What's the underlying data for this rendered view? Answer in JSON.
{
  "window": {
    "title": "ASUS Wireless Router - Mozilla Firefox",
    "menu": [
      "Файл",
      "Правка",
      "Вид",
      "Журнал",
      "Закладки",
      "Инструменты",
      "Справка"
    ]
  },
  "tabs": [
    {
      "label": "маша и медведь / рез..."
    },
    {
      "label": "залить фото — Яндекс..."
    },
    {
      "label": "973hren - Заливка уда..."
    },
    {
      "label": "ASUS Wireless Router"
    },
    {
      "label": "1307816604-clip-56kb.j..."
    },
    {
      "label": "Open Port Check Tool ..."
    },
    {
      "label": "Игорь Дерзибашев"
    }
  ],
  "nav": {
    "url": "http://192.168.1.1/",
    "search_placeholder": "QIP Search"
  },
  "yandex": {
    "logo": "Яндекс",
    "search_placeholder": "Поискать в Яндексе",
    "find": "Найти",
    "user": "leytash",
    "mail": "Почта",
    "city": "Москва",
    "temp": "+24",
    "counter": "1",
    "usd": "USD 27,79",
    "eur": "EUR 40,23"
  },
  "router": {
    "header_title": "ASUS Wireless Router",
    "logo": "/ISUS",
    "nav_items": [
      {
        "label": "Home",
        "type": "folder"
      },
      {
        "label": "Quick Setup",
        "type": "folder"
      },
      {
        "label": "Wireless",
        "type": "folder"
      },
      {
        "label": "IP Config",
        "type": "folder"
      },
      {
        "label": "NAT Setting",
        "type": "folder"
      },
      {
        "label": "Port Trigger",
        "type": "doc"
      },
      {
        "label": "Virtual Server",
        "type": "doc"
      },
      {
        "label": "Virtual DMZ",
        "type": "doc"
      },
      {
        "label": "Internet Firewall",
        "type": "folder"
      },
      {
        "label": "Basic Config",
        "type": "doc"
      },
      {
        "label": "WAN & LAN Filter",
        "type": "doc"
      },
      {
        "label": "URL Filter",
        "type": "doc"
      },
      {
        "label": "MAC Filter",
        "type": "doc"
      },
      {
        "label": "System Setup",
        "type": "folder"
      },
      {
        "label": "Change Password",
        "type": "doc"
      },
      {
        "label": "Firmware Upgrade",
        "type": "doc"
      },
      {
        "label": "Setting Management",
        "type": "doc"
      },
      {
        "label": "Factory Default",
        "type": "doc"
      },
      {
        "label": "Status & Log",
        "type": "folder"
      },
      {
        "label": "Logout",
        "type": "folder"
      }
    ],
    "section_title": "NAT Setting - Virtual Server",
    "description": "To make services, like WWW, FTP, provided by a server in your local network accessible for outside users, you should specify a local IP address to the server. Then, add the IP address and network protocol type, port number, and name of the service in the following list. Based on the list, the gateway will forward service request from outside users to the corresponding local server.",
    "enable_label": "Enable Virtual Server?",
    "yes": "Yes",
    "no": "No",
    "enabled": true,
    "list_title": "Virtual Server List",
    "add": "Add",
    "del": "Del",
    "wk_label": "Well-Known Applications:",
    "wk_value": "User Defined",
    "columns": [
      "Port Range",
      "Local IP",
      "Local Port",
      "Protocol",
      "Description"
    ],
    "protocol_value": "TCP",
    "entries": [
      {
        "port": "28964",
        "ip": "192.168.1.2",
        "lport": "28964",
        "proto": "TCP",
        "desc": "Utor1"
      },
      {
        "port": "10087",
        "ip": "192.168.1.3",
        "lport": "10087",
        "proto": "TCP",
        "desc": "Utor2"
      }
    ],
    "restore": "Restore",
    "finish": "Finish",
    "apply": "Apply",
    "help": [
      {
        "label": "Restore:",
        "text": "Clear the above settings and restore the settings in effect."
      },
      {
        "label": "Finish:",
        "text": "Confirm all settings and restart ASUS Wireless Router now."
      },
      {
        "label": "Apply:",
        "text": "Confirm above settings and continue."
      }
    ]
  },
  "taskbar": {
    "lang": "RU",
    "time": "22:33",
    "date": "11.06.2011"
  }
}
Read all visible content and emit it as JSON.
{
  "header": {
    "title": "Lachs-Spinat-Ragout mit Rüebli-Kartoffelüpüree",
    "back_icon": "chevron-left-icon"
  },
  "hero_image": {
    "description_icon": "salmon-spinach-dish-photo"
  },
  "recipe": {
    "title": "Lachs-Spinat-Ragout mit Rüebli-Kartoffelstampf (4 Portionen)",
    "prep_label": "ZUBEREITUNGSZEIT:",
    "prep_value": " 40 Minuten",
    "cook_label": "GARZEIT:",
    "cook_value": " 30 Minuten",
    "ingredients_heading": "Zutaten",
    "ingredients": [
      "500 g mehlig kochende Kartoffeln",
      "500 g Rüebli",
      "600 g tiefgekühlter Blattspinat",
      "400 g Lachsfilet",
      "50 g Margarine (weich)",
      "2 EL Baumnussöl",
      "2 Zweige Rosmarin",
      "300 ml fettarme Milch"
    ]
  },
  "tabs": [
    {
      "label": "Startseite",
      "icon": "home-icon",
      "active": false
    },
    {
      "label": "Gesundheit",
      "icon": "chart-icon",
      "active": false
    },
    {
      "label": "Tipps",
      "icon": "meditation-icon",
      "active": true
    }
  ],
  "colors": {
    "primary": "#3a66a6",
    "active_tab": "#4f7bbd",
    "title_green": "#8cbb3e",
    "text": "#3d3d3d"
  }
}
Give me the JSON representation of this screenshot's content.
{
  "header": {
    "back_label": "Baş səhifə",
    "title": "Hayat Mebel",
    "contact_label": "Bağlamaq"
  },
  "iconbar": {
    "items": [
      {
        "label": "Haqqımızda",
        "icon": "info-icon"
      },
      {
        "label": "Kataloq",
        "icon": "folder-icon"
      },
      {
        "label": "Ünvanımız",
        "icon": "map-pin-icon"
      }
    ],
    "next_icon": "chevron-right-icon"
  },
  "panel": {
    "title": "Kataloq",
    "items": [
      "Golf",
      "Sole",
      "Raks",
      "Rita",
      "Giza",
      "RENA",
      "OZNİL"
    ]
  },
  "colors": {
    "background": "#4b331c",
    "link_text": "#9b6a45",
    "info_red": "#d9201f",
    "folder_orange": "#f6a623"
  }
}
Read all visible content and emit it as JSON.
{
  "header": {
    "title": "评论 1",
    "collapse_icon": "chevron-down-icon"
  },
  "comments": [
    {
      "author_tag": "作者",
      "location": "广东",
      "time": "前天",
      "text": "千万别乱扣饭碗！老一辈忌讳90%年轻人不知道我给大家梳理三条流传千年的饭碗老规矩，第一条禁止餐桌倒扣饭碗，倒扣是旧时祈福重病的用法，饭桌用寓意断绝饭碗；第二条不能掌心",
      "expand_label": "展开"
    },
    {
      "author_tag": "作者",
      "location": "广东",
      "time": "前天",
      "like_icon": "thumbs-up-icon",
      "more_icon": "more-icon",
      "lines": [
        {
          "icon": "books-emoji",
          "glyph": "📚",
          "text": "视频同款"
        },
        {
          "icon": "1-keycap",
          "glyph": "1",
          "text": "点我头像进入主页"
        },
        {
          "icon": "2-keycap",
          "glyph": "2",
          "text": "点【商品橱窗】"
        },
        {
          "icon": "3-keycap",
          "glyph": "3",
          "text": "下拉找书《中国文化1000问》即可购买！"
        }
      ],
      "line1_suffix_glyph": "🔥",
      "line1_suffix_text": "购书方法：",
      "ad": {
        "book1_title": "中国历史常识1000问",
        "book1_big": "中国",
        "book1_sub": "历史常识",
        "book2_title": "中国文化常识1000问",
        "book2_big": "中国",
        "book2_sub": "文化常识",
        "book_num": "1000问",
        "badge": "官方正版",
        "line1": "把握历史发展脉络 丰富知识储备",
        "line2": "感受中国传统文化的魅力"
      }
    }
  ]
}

-.-.-

■ **GOAL**
Quote every entry exactly.

■ **ANSWER BELOW**
What's the underlying data for this rendered view? Answer in JSON.
{
  "window": {
    "title": "ASUS Wireless Router - Mozilla Firefox",
    "menu": [
      "Файл",
      "Правка",
      "Вид",
      "Журнал",
      "Закладки",
      "Инструменты",
      "Справка"
    ]
  },
  "tabs": [
    {
      "label": "маша и медведь / рез..."
    },
    {
      "label": "залить фото — Яндекс..."
    },
    {
      "label": "973hren - Заливка уда..."
    },
    {
      "label": "ASUS Wireless Router"
    },
    {
      "label": "1307816604-clip-56kb.j..."
    },
    {
      "label": "Open Port Check Tool ..."
    },
    {
      "label": "Игорь Дерзибашев"
    }
  ],
  "nav": {
    "url": "http://192.168.1.1/",
    "search_placeholder": "QIP Search"
  },
  "yandex": {
    "logo": "Яндекс",
    "search_placeholder": "Поискать в Яндексе",
    "find": "Найти",
    "user": "leytash",
    "mail": "Почта",
    "city": "Москва",
    "temp": "+24",
    "counter": "1",
    "usd": "USD 27,79",
    "eur": "EUR 40,23"
  },
  "router": {
    "header_title": "ASUS Wireless Router",
    "logo": "/ISUS",
    "nav_items": [
      {
        "label": "Home",
        "type": "folder"
      },
      {
        "label": "Quick Setup",
        "type": "folder"
      },
      {
        "label": "Wireless",
        "type": "folder"
      },
      {
        "label": "IP Config",
        "type": "folder"
      },
      {
        "label": "NAT Setting",
        "type": "folder"
      },
      {
        "label": "Port Trigger",
        "type": "doc"
      },
      {
        "label": "Virtual Server",
        "type": "doc"
      },
      {
        "label": "Virtual DMZ",
        "type": "doc"
      },
      {
        "label": "Internet Firewall",
        "type": "folder"
      },
      {
        "label": "Basic Config",
        "type": "doc"
      },
      {
        "label": "WAN & LAN Filter",
        "type": "doc"
      },
      {
        "label": "URL Filter",
        "type": "doc"
      },
      {
        "label": "MAC Filter",
        "type": "doc"
      },
      {
        "label": "System Setup",
        "type": "folder"
      },
      {
        "label": "Change Password",
        "type": "doc"
      },
      {
        "label": "Firmware Upgrade",
        "type": "doc"
      },
      {
        "label": "Setting Management",
        "type": "doc"
      },
      {
        "label": "Factory Default",
        "type": "doc"
      },
      {
        "label": "Status & Log",
        "type": "folder"
      },
      {
        "label": "Logout",
        "type": "folder"
      }
    ],
    "section_title": "NAT Setting - Virtual Server",
    "description": "To make services, like WWW, FTP, provided by a server in your local network accessible for outside users, you should specify a local IP address to the server. Then, add the IP address and network protocol type, port number, and name of the service in the following list. Based on the list, the gateway will forward service request from outside users to the corresponding local server.",
    "enable_label": "Enable Virtual Server?",
    "yes": "Yes",
    "no": "No",
    "enabled": true,
    "list_title": "Virtual Server List",
    "add": "Add",
    "del": "Del",
    "wk_label": "Well-Known Applications:",
    "wk_value": "User Defined",
    "columns": [
      "Port Range",
      "Local IP",
      "Local Port",
      "Protocol",
      "Description"
    ],
    "protocol_value": "TCP",
    "entries": [
      {
        "port": "28964",
        "ip": "192.168.1.2",
        "lport": "28964",
        "proto": "TCP",
        "desc": "Utor1"
      },
      {
        "port": "10087",
        "ip": "192.168.1.3",
        "lport": "10087",
        "proto": "TCP",
        "desc": "Utor2"
      }
    ],
    "restore": "Restore",
    "finish": "Finish",
    "apply": "Apply",
    "help": [
      {
        "label": "Restore:",
        "text": "Clear the above settings and restore the settings in effect."
      },
      {
        "label": "Finish:",
        "text": "Confirm all settings and restart ASUS Wireless Router now."
      },
      {
        "label": "Apply:",
        "text": "Confirm above settings and continue."
      }
    ]
  },
  "taskbar": {
    "lang": "RU",
    "time": "22:33",
    "date": "11.06.2011"
  }
}
Read all visible content and emit it as JSON.
{
  "header": {
    "title": "Lachs-Spinat-Ragout mit Rüebli-Kartoffelüpüree",
    "back_icon": "chevron-left-icon"
  },
  "hero_image": {
    "description_icon": "salmon-spinach-dish-photo"
  },
  "recipe": {
    "title": "Lachs-Spinat-Ragout mit Rüebli-Kartoffelstampf (4 Portionen)",
    "prep_label": "ZUBEREITUNGSZEIT:",
    "prep_value": " 40 Minuten",
    "cook_label": "GARZEIT:",
    "cook_value": " 30 Minuten",
    "ingredients_heading": "Zutaten",
    "ingredients": [
      "500 g mehlig kochende Kartoffeln",
      "500 g Rüebli",
      "600 g tiefgekühlter Blattspinat",
      "400 g Lachsfilet",
      "50 g Margarine (weich)",
      "2 EL Baumnussöl",
      "2 Zweige Rosmarin",
      "300 ml fettarme Milch"
    ]
  },
  "tabs": [
    {
      "label": "Startseite",
      "icon": "home-icon",
      "active": false
    },
    {
      "label": "Gesundheit",
      "icon": "chart-icon",
      "active": false
    },
    {
      "label": "Tipps",
      "icon": "meditation-icon",
      "active": true
    }
  ],
  "colors": {
    "primary": "#3a66a6",
    "active_tab": "#4f7bbd",
    "title_green": "#8cbb3e",
    "text": "#3d3d3d"
  }
}
Give me the JSON representation of this screenshot's content.
{
  "header": {
    "back_label": "Baş səhifə",
    "title": "Hayat Mebel",
    "contact_label": "Bağlamaq"
  },
  "iconbar": {
    "items": [
      {
        "label": "Haqqımızda",
        "icon": "info-icon"
      },
      {
        "label": "Kataloq",
        "icon": "folder-icon"
      },
      {
        "label": "Ünvanımız",
        "icon": "map-pin-icon"
      }
    ],
    "next_icon": "chevron-right-icon"
  },
  "panel": {
    "title": "Kataloq",
    "items": [
      "Golf",
      "Sole",
      "Raks",
      "Rita",
      "Giza",
      "RENA",
      "OZNİL"
    ]
  },
  "colors": {
    "background": "#4b331c",
    "link_text": "#9b6a45",
    "info_red": "#d9201f",
    "folder_orange": "#f6a623"
  }
}
Read all visible content and emit it as JSON.
{
  "header": {
    "title": "评论 1",
    "collapse_icon": "chevron-down-icon"
  },
  "comments": [
    {
      "author_tag": "作者",
      "location": "广东",
      "time": "前天",
      "text": "千万别乱扣饭碗！老一辈忌讳90%年轻人不知道我给大家梳理三条流传千年的饭碗老规矩，第一条禁止餐桌倒扣饭碗，倒扣是旧时祈福重病的用法，饭桌用寓意断绝饭碗；第二条不能掌心",
      "expand_label": "展开"
    },
    {
      "author_tag": "作者",
      "location": "广东",
      "time": "前天",
      "like_icon": "thumbs-up-icon",
      "more_icon": "more-icon",
      "lines": [
        {
          "icon": "books-emoji",
          "glyph": "📚",
          "text": "视频同款"
        },
        {
          "icon": "1-keycap",
          "glyph": "1",
          "text": "点我头像进入主页"
        },
        {
          "icon": "2-keycap",
          "glyph": "2",
          "text": "点【商品橱窗】"
        },
        {
          "icon": "3-keycap",
          "glyph": "3",
          "text": "下拉找书《中国文化1000问》即可购买！"
        }
      ],
      "line1_suffix_glyph": "🔥",
      "line1_suffix_text": "购书方法：",
      "ad": {
        "book1_title": "中国历史常识1000问",
        "book1_big": "中国",
        "book1_sub": "历史常识",
        "book2_title": "中国文化常识1000问",
        "book2_big": "中国",
        "book2_sub": "文化常识",
        "book_num": "1000问",
        "badge": "官方正版",
        "line1": "把握历史发展脉络 丰富知识储备",
        "line2": "感受中国传统文化的魅力"
      }
    }
  ]
}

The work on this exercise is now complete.